#### TASK DETAILS
Output all of the entries below precisely as written.

**** DATA ENTRIES

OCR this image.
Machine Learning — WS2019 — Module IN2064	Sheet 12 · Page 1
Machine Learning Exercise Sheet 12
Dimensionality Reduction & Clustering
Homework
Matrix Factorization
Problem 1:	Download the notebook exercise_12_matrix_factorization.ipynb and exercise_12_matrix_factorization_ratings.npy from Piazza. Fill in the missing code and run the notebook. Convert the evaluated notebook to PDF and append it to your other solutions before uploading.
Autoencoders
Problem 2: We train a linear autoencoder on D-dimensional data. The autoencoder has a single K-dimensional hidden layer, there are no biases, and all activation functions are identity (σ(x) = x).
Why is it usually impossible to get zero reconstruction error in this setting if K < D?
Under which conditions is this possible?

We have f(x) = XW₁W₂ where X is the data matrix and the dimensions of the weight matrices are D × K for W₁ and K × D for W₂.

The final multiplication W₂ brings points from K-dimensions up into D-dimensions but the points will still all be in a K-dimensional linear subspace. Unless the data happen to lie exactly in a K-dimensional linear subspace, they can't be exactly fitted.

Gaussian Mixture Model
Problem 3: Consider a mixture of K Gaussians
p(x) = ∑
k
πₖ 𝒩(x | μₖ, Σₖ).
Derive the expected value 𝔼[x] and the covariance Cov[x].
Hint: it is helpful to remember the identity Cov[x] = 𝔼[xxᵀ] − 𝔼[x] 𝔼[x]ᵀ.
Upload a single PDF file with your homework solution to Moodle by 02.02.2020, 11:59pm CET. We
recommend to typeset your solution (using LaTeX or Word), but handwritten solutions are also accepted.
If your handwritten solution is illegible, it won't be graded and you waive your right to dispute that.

********

#### FINAL RESULT
OCR this image.
Machine Learning — WS2019 — Module IN2064	Sheet 12 · Page 1
Machine Learning Exercise Sheet 12
Dimensionality Reduction & Clustering
Homework
Matrix Factorization
Problem 1:	Download the notebook exercise_12_matrix_factorization.ipynb and exercise_12_matrix_factorization_ratings.npy from Piazza. Fill in the missing code and run the notebook. Convert the evaluated notebook to PDF and append it to your other solutions before uploading.
Autoencoders
Problem 2: We train a linear autoencoder on D-dimensional data. The autoencoder has a single K-dimensional hidden layer, there are no biases, and all activation functions are identity (σ(x) = x).
Why is it usually impossible to get zero reconstruction error in this setting if K < D?
Under which conditions is this possible?

We have f(x) = XW₁W₂ where X is the data matrix and the dimensions of the weight matrices are D × K for W₁ and K × D for W₂.

The final multiplication W₂ brings points from K-dimensions up into D-dimensions but the points will still all be in a K-dimensional linear subspace. Unless the data happen to lie exactly in a K-dimensional linear subspace, they can't be exactly fitted.

Gaussian Mixture Model
Problem 3: Consider a mixture of K Gaussians
p(x) = ∑
k
πₖ 𝒩(x | μₖ, Σₖ).
Derive the expected value 𝔼[x] and the covariance Cov[x].
Hint: it is helpful to remember the identity Cov[x] = 𝔼[xxᵀ] − 𝔼[x] 𝔼[x]ᵀ.
Upload a single PDF file with your homework solution to Moodle by 02.02.2020, 11:59pm CET. We
recommend to typeset your solution (using LaTeX or Word), but handwritten solutions are also accepted.
If your handwritten solution is illegible, it won't be graded and you waive your right to dispute that.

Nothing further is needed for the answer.